● PROBLEM TO SOLVE
The entries below are to be written out again without alteration.

● INPUT ROWS
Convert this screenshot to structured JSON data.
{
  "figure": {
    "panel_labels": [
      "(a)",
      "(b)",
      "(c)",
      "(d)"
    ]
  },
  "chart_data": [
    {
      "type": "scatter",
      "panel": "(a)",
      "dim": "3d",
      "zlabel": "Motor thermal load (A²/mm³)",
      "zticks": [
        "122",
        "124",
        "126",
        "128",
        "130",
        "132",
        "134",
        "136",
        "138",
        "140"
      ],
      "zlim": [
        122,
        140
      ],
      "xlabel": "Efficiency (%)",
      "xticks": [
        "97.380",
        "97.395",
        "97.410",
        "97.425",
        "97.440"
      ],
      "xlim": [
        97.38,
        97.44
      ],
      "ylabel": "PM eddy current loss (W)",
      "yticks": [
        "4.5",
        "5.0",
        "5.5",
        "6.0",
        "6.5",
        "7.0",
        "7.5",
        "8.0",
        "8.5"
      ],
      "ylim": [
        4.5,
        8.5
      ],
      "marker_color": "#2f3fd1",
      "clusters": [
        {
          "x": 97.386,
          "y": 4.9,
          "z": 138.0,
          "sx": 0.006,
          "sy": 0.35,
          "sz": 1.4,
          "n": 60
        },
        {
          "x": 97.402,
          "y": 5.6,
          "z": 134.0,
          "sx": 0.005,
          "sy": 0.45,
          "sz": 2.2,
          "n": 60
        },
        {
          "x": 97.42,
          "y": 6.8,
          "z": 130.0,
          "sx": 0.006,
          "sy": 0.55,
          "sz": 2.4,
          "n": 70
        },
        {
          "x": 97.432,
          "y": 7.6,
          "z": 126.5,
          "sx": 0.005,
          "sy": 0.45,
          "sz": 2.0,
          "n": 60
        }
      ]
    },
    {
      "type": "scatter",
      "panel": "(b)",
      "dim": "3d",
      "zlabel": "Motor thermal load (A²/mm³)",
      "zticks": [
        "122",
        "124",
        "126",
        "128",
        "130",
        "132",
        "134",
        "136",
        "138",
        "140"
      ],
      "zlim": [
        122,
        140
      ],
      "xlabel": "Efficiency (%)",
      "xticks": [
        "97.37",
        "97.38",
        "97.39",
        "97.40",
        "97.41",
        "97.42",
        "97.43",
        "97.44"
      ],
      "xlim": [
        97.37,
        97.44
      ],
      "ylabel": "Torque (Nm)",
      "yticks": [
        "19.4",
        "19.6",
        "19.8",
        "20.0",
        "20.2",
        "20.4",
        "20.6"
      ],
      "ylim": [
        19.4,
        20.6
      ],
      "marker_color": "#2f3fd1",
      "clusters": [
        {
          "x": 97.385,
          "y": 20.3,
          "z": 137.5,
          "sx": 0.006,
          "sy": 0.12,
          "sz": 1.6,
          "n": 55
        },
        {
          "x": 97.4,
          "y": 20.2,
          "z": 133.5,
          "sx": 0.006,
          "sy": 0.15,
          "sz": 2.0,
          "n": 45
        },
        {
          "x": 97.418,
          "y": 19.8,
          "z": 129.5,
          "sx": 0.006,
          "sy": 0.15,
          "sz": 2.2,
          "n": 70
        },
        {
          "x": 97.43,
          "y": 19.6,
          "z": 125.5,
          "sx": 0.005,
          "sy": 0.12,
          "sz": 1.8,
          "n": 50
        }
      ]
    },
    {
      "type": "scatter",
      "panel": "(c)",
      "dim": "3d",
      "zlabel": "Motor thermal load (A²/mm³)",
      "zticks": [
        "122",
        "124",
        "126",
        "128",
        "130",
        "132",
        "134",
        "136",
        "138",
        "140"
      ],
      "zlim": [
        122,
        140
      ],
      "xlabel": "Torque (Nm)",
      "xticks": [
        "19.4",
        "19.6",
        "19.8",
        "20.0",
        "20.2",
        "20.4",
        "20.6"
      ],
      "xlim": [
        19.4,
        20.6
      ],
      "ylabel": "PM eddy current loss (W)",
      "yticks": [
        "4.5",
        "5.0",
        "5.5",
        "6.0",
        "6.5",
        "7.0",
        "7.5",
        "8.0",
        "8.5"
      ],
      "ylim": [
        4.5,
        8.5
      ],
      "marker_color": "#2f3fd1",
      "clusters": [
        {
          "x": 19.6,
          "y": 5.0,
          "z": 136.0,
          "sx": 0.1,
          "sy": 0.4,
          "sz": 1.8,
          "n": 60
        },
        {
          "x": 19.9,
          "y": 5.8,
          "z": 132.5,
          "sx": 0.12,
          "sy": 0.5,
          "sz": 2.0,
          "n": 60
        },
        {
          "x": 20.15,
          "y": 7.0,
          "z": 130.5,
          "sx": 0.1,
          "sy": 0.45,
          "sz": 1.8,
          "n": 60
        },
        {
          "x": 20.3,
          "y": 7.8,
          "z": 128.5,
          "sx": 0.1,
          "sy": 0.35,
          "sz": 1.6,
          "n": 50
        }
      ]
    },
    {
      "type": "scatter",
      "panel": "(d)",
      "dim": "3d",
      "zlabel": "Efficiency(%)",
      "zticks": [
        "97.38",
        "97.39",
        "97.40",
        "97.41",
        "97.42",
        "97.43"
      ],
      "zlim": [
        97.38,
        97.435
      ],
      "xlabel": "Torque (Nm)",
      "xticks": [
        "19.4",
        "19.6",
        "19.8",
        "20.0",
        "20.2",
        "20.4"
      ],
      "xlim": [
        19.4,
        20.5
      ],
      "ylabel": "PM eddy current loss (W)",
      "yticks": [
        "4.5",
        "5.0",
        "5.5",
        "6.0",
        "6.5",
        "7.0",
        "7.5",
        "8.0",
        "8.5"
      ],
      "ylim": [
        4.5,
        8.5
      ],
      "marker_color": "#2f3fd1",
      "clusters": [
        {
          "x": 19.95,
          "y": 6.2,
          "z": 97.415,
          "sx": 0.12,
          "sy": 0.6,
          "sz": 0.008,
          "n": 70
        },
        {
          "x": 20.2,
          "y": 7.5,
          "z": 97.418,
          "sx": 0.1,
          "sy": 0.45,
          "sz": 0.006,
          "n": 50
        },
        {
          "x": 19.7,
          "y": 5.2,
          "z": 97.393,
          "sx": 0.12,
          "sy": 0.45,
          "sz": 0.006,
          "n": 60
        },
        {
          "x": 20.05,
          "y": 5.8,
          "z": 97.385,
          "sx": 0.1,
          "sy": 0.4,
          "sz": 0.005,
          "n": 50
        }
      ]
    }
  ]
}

● FINAL ANSWER
Convert this screenshot to structured JSON data.
{
  "figure": {
    "panel_labels": [
      "(a)",
      "(b)",
      "(c)",
      "(d)"
    ]
  },
  "chart_data": [
    {
      "type": "scatter",
      "panel": "(a)",
      "dim": "3d",
      "zlabel": "Motor thermal load (A²/mm³)",
      "zticks": [
        "122",
        "124",
        "126",
        "128",
        "130",
        "132",
        "134",
        "136",
        "138",
        "140"
      ],
      "zlim": [
        122,
        140
      ],
      "xlabel": "Efficiency (%)",
      "xticks": [
        "97.380",
        "97.395",
        "97.410",
        "97.425",
        "97.440"
      ],
      "xlim": [
        97.38,
        97.44
      ],
      "ylabel": "PM eddy current loss (W)",
      "yticks": [
        "4.5",
        "5.0",
        "5.5",
        "6.0",
        "6.5",
        "7.0",
        "7.5",
        "8.0",
        "8.5"
      ],
      "ylim": [
        4.5,
        8.5
      ],
      "marker_color": "#2f3fd1",
      "clusters": [
        {
          "x": 97.386,
          "y": 4.9,
          "z": 138.0,
          "sx": 0.006,
          "sy": 0.35,
          "sz": 1.4,
          "n": 60
        },
        {
          "x": 97.402,
          "y": 5.6,
          "z": 134.0,
          "sx": 0.005,
          "sy": 0.45,
          "sz": 2.2,
          "n": 60
        },
        {
          "x": 97.42,
          "y": 6.8,
          "z": 130.0,
          "sx": 0.006,
          "sy": 0.55,
          "sz": 2.4,
          "n": 70
        },
        {
          "x": 97.432,
          "y": 7.6,
          "z": 126.5,
          "sx": 0.005,
          "sy": 0.45,
          "sz": 2.0,
          "n": 60
        }
      ]
    },
    {
      "type": "scatter",
      "panel": "(b)",
      "dim": "3d",
      "zlabel": "Motor thermal load (A²/mm³)",
      "zticks": [
        "122",
        "124",
        "126",
        "128",
        "130",
        "132",
        "134",
        "136",
        "138",
        "140"
      ],
      "zlim": [
        122,
        140
      ],
      "xlabel": "Efficiency (%)",
      "xticks": [
        "97.37",
        "97.38",
        "97.39",
        "97.40",
        "97.41",
        "97.42",
        "97.43",
        "97.44"
      ],
      "xlim": [
        97.37,
        97.44
      ],
      "ylabel": "Torque (Nm)",
      "yticks": [
        "19.4",
        "19.6",
        "19.8",
        "20.0",
        "20.2",
        "20.4",
        "20.6"
      ],
      "ylim": [
        19.4,
        20.6
      ],
      "marker_color": "#2f3fd1",
      "clusters": [
        {
          "x": 97.385,
          "y": 20.3,
          "z": 137.5,
          "sx": 0.006,
          "sy": 0.12,
          "sz": 1.6,
          "n": 55
        },
        {
          "x": 97.4,
          "y": 20.2,
          "z": 133.5,
          "sx": 0.006,
          "sy": 0.15,
          "sz": 2.0,
          "n": 45
        },
        {
          "x": 97.418,
          "y": 19.8,
          "z": 129.5,
          "sx": 0.006,
          "sy": 0.15,
          "sz": 2.2,
          "n": 70
        },
        {
          "x": 97.43,
          "y": 19.6,
          "z": 125.5,
          "sx": 0.005,
          "sy": 0.12,
          "sz": 1.8,
          "n": 50
        }
      ]
    },
    {
      "type": "scatter",
      "panel": "(c)",
      "dim": "3d",
      "zlabel": "Motor thermal load (A²/mm³)",
      "zticks": [
        "122",
        "124",
        "126",
        "128",
        "130",
        "132",
        "134",
        "136",
        "138",
        "140"
      ],
      "zlim": [
        122,
        140
      ],
      "xlabel": "Torque (Nm)",
      "xticks": [
        "19.4",
        "19.6",
        "19.8",
        "20.0",
        "20.2",
        "20.4",
        "20.6"
      ],
      "xlim": [
        19.4,
        20.6
      ],
      "ylabel": "PM eddy current loss (W)",
      "yticks": [
        "4.5",
        "5.0",
        "5.5",
        "6.0",
        "6.5",
        "7.0",
        "7.5",
        "8.0",
        "8.5"
      ],
      "ylim": [
        4.5,
        8.5
      ],
      "marker_color": "#2f3fd1",
      "clusters": [
        {
          "x": 19.6,
          "y": 5.0,
          "z": 136.0,
          "sx": 0.1,
          "sy": 0.4,
          "sz": 1.8,
          "n": 60
        },
        {
          "x": 19.9,
          "y": 5.8,
          "z": 132.5,
          "sx": 0.12,
          "sy": 0.5,
          "sz": 2.0,
          "n": 60
        },
        {
          "x": 20.15,
          "y": 7.0,
          "z": 130.5,
          "sx": 0.1,
          "sy": 0.45,
          "sz": 1.8,
          "n": 60
        },
        {
          "x": 20.3,
          "y": 7.8,
          "z": 128.5,
          "sx": 0.1,
          "sy": 0.35,
          "sz": 1.6,
          "n": 50
        }
      ]
    },
    {
      "type": "scatter",
      "panel": "(d)",
      "dim": "3d",
      "zlabel": "Efficiency(%)",
      "zticks": [
        "97.38",
        "97.39",
        "97.40",
        "97.41",
        "97.42",
        "97.43"
      ],
      "zlim": [
        97.38,
        97.435
      ],
      "xlabel": "Torque (Nm)",
      "xticks": [
        "19.4",
        "19.6",
        "19.8",
        "20.0",
        "20.2",
        "20.4"
      ],
      "xlim": [
        19.4,
        20.5
      ],
      "ylabel": "PM eddy current loss (W)",
      "yticks": [
        "4.5",
        "5.0",
        "5.5",
        "6.0",
        "6.5",
        "7.0",
        "7.5",
        "8.0",
        "8.5"
      ],
      "ylim": [
        4.5,
        8.5
      ],
      "marker_color": "#2f3fd1",
      "clusters": [
        {
          "x": 19.95,
          "y": 6.2,
          "z": 97.415,
          "sx": 0.12,
          "sy": 0.6,
          "sz": 0.008,
          "n": 70
        },
        {
          "x": 20.2,
          "y": 7.5,
          "z": 97.418,
          "sx": 0.1,
          "sy": 0.45,
          "sz": 0.006,
          "n": 50
        },
        {
          "x": 19.7,
          "y": 5.2,
          "z": 97.393,
          "sx": 0.12,
          "sy": 0.45,
          "sz": 0.006,
          "n": 60
        },
        {
          "x": 20.05,
          "y": 5.8,
          "z": 97.385,
          "sx": 0.1,
          "sy": 0.4,
          "sz": 0.005,
          "n": 50
        }
      ]
    }
  ]
}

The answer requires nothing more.